TASK GOAL
Write every entry out again exactly, please, and skip the pictures.

DATA SUPPLIED
━━━━

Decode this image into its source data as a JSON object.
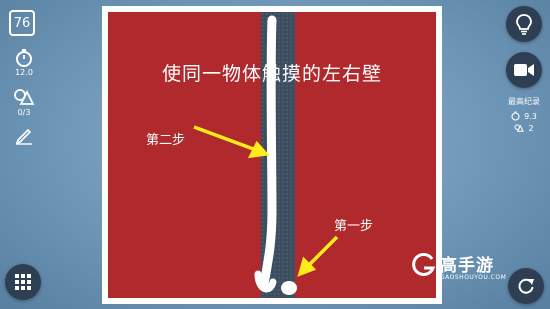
{
  "level": "76",
  "stats": {
    "time": "12.0",
    "shapes": "0/3"
  },
  "puzzle": {
    "instruction": "使同一物体触摸的左右壁"
  },
  "annotations": {
    "step1": "第一步",
    "step2": "第二步"
  },
  "record": {
    "title": "最高纪录",
    "time": "9.3",
    "shapes": "2"
  },
  "watermark": {
    "brand": "高手游",
    "url": "GAOSHOUYOU.COM"
  },
  "colors": {
    "wall_red": "#b02a2d",
    "strip": "#3b4d5e",
    "arrow": "#ffec1a",
    "button": "#2f3f53"
  },
  "icons": [
    "stopwatch-icon",
    "shapes-icon",
    "pencil-icon",
    "grid-menu-icon",
    "lightbulb-icon",
    "video-camera-icon",
    "restart-icon"
  ]
}
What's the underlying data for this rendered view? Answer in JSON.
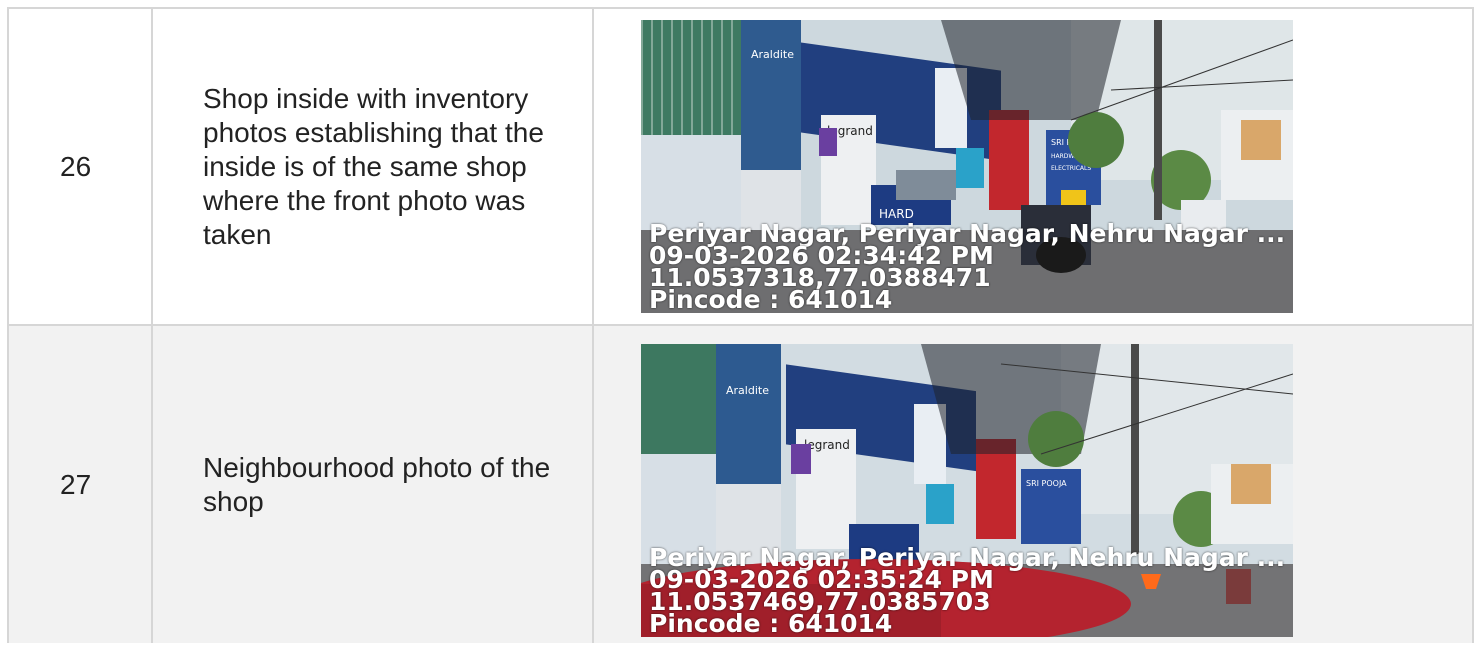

━━━━

PROBLEM SOLUTION
Decode this image into its source data as a JSON object.
{
  "level": "76",
  "stats": {
    "time": "12.0",
    "shapes": "0/3"
  },
  "puzzle": {
    "instruction": "使同一物体触摸的左右壁"
  },
  "annotations": {
    "step1": "第一步",
    "step2": "第二步"
  },
  "record": {
    "title": "最高纪录",
    "time": "9.3",
    "shapes": "2"
  },
  "watermark": {
    "brand": "高手游",
    "url": "GAOSHOUYOU.COM"
  },
  "colors": {
    "wall_red": "#b02a2d",
    "strip": "#3b4d5e",
    "arrow": "#ffec1a",
    "button": "#2f3f53"
  },
  "icons": [
    "stopwatch-icon",
    "shapes-icon",
    "pencil-icon",
    "grid-menu-icon",
    "lightbulb-icon",
    "video-camera-icon",
    "restart-icon"
  ]
}
What's the underlying data for this rendered view? Answer in JSON.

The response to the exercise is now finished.